(Requirements) Give back all the data exactly, line by line.

[Data items]
╔══
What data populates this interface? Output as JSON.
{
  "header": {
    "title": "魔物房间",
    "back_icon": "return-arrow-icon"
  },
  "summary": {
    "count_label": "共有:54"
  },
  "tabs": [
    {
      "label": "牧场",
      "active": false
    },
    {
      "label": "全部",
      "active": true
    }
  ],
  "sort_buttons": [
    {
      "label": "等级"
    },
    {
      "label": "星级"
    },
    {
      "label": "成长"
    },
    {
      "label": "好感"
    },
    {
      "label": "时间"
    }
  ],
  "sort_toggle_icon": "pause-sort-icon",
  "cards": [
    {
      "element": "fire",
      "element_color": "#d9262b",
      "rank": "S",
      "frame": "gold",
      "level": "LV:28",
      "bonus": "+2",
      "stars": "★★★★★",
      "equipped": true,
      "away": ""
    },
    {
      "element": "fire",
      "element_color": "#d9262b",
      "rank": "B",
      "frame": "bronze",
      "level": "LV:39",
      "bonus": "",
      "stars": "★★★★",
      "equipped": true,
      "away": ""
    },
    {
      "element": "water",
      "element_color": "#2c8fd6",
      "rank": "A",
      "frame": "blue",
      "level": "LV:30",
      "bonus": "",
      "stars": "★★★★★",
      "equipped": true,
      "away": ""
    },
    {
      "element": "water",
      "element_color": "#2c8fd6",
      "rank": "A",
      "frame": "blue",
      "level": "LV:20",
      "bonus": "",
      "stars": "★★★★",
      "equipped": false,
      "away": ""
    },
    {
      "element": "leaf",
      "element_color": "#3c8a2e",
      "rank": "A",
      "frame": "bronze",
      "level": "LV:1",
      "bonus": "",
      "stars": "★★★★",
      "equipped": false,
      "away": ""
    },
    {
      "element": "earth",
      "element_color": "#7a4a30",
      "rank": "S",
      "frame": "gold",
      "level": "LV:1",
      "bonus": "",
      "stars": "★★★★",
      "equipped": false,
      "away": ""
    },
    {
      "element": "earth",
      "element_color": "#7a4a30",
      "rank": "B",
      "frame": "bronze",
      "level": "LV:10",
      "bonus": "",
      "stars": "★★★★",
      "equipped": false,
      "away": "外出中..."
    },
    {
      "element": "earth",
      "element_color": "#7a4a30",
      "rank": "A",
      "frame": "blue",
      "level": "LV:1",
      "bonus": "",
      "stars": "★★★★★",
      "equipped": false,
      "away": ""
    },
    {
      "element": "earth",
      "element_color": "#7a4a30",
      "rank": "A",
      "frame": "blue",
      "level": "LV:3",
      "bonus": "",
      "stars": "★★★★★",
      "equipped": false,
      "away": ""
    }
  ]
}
╚══
(Answer to this exercise)
What data populates this interface? Output as JSON.
{
  "header": {
    "title": "魔物房间",
    "back_icon": "return-arrow-icon"
  },
  "summary": {
    "count_label": "共有:54"
  },
  "tabs": [
    {
      "label": "牧场",
      "active": false
    },
    {
      "label": "全部",
      "active": true
    }
  ],
  "sort_buttons": [
    {
      "label": "等级"
    },
    {
      "label": "星级"
    },
    {
      "label": "成长"
    },
    {
      "label": "好感"
    },
    {
      "label": "时间"
    }
  ],
  "sort_toggle_icon": "pause-sort-icon",
  "cards": [
    {
      "element": "fire",
      "element_color": "#d9262b",
      "rank": "S",
      "frame": "gold",
      "level": "LV:28",
      "bonus": "+2",
      "stars": "★★★★★",
      "equipped": true,
      "away": ""
    },
    {
      "element": "fire",
      "element_color": "#d9262b",
      "rank": "B",
      "frame": "bronze",
      "level": "LV:39",
      "bonus": "",
      "stars": "★★★★",
      "equipped": true,
      "away": ""
    },
    {
      "element": "water",
      "element_color": "#2c8fd6",
      "rank": "A",
      "frame": "blue",
      "level": "LV:30",
      "bonus": "",
      "stars": "★★★★★",
      "equipped": true,
      "away": ""
    },
    {
      "element": "water",
      "element_color": "#2c8fd6",
      "rank": "A",
      "frame": "blue",
      "level": "LV:20",
      "bonus": "",
      "stars": "★★★★",
      "equipped": false,
      "away": ""
    },
    {
      "element": "leaf",
      "element_color": "#3c8a2e",
      "rank": "A",
      "frame": "bronze",
      "level": "LV:1",
      "bonus": "",
      "stars": "★★★★",
      "equipped": false,
      "away": ""
    },
    {
      "element": "earth",
      "element_color": "#7a4a30",
      "rank": "S",
      "frame": "gold",
      "level": "LV:1",
      "bonus": "",
      "stars": "★★★★",
      "equipped": false,
      "away": ""
    },
    {
      "element": "earth",
      "element_color": "#7a4a30",
      "rank": "B",
      "frame": "bronze",
      "level": "LV:10",
      "bonus": "",
      "stars": "★★★★",
      "equipped": false,
      "away": "外出中..."
    },
    {
      "element": "earth",
      "element_color": "#7a4a30",
      "rank": "A",
      "frame": "blue",
      "level": "LV:1",
      "bonus": "",
      "stars": "★★★★★",
      "equipped": false,
      "away": ""
    },
    {
      "element": "earth",
      "element_color": "#7a4a30",
      "rank": "A",
      "frame": "blue",
      "level": "LV:3",
      "bonus": "",
      "stars": "★★★★★",
      "equipped": false,
      "away": ""
    }
  ]
}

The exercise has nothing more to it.